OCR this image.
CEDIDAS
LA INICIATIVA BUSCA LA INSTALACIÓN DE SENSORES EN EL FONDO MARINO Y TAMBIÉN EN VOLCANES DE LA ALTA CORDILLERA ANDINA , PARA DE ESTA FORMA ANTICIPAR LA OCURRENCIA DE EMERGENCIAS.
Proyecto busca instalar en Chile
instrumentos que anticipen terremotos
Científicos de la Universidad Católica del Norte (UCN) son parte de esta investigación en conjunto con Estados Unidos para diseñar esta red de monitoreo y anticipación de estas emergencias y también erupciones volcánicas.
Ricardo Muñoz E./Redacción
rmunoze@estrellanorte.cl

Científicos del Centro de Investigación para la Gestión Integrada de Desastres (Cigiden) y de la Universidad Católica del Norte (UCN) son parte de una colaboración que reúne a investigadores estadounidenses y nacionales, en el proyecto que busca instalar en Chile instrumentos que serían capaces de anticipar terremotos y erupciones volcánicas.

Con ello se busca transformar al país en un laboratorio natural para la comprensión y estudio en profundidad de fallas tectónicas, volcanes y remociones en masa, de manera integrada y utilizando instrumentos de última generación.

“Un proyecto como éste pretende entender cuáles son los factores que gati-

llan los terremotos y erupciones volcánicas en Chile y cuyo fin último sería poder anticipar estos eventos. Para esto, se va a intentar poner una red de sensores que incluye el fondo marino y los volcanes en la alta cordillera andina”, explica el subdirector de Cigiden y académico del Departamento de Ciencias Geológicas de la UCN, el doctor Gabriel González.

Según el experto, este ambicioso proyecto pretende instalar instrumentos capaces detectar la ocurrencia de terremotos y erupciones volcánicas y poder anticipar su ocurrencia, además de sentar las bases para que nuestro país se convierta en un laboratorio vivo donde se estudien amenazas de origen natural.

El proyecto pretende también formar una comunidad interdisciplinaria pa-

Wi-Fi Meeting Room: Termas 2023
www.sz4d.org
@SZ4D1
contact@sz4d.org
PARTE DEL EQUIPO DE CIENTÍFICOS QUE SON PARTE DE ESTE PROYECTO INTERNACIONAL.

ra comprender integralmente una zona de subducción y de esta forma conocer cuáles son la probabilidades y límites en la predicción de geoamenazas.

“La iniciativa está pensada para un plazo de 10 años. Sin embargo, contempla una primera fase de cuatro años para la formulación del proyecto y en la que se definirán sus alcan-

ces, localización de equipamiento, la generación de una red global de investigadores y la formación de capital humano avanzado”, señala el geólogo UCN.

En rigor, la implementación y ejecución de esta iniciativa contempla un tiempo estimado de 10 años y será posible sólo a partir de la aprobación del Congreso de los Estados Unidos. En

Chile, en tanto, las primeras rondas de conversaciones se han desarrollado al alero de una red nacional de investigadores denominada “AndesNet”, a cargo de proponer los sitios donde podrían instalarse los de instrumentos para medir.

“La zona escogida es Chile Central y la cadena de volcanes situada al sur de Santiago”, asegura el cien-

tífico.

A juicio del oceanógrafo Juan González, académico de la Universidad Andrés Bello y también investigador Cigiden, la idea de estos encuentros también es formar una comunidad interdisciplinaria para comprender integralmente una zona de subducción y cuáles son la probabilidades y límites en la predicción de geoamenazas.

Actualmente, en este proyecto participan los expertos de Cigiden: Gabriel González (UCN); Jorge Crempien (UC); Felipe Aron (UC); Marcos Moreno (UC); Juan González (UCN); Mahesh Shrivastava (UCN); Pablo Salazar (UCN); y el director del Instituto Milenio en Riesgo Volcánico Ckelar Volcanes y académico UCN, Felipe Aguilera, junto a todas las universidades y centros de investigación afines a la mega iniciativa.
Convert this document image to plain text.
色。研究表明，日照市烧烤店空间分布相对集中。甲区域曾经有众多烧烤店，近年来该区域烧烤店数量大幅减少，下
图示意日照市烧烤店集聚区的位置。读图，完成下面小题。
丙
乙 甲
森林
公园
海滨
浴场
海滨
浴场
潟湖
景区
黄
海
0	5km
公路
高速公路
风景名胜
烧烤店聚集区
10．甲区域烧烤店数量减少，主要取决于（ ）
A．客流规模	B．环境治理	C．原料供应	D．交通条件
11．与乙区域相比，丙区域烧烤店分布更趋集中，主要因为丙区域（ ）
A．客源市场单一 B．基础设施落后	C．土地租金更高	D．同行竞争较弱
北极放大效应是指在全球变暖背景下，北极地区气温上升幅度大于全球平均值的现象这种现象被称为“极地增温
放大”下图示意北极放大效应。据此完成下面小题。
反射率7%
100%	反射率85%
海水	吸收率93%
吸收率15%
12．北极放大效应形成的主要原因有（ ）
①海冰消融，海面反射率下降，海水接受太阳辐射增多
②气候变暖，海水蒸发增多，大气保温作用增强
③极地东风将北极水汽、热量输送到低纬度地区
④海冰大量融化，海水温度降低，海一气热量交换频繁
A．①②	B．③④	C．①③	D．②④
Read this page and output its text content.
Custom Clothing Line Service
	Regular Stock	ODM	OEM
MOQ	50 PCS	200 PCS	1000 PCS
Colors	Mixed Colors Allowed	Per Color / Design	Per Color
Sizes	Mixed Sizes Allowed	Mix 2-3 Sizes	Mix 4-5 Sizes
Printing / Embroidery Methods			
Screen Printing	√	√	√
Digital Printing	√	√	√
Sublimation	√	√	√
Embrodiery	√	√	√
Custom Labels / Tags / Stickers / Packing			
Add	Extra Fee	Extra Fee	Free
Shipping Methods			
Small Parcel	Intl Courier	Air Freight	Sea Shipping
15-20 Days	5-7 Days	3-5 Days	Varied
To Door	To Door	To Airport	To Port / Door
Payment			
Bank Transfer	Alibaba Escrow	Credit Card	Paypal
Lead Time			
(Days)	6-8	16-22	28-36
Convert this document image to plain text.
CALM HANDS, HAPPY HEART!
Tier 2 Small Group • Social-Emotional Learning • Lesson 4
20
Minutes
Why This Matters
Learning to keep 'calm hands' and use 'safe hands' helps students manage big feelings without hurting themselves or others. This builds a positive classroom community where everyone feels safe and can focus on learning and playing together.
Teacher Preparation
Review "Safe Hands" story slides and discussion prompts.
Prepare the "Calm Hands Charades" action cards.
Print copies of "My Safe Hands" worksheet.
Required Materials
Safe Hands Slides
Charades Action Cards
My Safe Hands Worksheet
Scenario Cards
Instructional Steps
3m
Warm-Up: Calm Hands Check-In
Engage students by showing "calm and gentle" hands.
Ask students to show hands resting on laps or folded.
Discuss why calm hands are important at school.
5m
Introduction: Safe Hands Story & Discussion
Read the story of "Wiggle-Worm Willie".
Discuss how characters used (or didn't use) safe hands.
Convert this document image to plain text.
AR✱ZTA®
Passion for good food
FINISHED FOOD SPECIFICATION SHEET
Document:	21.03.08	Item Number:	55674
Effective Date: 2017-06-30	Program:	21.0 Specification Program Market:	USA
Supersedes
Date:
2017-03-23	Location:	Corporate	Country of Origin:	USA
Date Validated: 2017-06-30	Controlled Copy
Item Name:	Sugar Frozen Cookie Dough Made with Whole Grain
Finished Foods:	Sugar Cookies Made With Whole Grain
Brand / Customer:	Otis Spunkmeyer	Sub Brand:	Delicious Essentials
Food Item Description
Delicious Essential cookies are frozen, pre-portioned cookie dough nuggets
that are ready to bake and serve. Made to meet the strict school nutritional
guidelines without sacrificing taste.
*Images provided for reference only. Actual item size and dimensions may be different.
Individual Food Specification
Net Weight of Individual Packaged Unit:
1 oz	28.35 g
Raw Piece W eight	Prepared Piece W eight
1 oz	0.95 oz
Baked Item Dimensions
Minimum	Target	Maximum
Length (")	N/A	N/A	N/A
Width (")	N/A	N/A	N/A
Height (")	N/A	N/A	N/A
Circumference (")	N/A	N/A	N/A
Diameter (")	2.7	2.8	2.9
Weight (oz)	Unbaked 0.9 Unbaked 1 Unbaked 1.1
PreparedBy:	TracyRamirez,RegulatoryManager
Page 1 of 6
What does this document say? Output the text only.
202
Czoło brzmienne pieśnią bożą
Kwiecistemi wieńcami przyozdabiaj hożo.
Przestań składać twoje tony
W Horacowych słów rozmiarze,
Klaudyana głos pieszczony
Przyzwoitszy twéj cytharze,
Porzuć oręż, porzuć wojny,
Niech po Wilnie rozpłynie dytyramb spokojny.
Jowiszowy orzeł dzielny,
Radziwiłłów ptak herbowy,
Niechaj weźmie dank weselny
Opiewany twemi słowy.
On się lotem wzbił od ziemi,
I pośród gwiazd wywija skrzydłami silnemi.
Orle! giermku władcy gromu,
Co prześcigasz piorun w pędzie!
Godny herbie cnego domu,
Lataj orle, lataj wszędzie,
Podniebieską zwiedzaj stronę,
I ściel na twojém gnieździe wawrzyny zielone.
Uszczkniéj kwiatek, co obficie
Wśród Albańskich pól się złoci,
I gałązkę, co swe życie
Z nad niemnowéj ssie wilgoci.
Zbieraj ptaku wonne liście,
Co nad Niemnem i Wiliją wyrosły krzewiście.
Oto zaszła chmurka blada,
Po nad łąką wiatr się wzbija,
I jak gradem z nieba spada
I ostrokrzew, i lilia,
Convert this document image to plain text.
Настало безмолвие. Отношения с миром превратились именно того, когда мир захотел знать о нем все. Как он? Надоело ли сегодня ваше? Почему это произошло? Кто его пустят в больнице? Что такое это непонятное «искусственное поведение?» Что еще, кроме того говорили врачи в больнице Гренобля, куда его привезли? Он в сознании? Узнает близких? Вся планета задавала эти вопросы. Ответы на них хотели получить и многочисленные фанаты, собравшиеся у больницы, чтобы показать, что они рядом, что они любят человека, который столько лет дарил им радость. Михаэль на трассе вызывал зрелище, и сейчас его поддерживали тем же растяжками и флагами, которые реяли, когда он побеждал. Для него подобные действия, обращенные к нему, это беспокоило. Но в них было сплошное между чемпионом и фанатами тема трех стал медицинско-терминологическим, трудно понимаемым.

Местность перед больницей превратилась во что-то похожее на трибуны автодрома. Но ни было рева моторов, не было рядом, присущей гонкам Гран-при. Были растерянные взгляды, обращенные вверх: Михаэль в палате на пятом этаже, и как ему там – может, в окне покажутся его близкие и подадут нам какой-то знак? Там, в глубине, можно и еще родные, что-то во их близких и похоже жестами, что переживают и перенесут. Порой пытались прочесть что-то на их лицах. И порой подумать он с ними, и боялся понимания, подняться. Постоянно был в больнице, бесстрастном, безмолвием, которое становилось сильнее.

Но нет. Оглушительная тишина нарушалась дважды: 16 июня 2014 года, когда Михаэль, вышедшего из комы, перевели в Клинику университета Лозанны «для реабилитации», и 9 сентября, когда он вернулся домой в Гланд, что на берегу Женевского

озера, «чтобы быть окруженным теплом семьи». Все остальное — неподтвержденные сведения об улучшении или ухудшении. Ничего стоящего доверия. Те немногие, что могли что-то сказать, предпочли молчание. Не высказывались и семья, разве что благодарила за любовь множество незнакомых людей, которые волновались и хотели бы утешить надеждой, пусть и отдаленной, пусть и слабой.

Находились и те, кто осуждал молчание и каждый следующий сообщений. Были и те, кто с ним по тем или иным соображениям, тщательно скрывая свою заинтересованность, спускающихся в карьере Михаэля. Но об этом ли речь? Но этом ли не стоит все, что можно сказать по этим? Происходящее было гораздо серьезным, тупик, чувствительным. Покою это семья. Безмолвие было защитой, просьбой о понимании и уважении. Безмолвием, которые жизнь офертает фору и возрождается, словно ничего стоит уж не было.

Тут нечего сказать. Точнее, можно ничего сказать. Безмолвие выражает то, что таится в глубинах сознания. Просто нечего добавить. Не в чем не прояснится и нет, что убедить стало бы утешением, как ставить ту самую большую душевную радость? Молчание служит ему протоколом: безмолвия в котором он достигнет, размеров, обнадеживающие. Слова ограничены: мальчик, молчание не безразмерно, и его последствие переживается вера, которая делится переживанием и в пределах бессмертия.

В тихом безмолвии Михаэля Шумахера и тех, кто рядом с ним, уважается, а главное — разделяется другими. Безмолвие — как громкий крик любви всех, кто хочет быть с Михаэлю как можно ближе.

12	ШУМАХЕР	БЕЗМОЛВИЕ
----
Task objective: Check each line above for the word "хотели" and copy the ones that have it.

In response:
Настало безмолвие. Отношения с миром превратились именно того, когда мир захотел знать о нем все. Как он? Надоело ли сегодня ваше? Почему это произошло? Кто его пустят в больнице? Что такое это непонятное «искусственное поведение?» Что еще, кроме того говорили врачи в больнице Гренобля, куда его привезли? Он в сознании? Узнает близких? Вся планета задавала эти вопросы. Ответы на них хотели получить и многочисленные фанаты, собравшиеся у больницы, чтобы показать, что они рядом, что они любят человека, который столько лет дарил им радость. Михаэль на трассе вызывал зрелище, и сейчас его поддерживали тем же растяжками и флагами, которые реяли, когда он побеждал. Для него подобные действия, обращенные к нему, это беспокоило. Но в них было сплошное между чемпионом и фанатами тема трех стал медицинско-терминологическим, трудно понимаемым.
озера, «чтобы быть окруженным теплом семьи». Все остальное — неподтвержденные сведения об улучшении или ухудшении. Ничего стоящего доверия. Те немногие, что могли что-то сказать, предпочли молчание. Не высказывались и семья, разве что благодарила за любовь множество незнакомых людей, которые волновались и хотели бы утешить надеждой, пусть и отдаленной, пусть и слабой.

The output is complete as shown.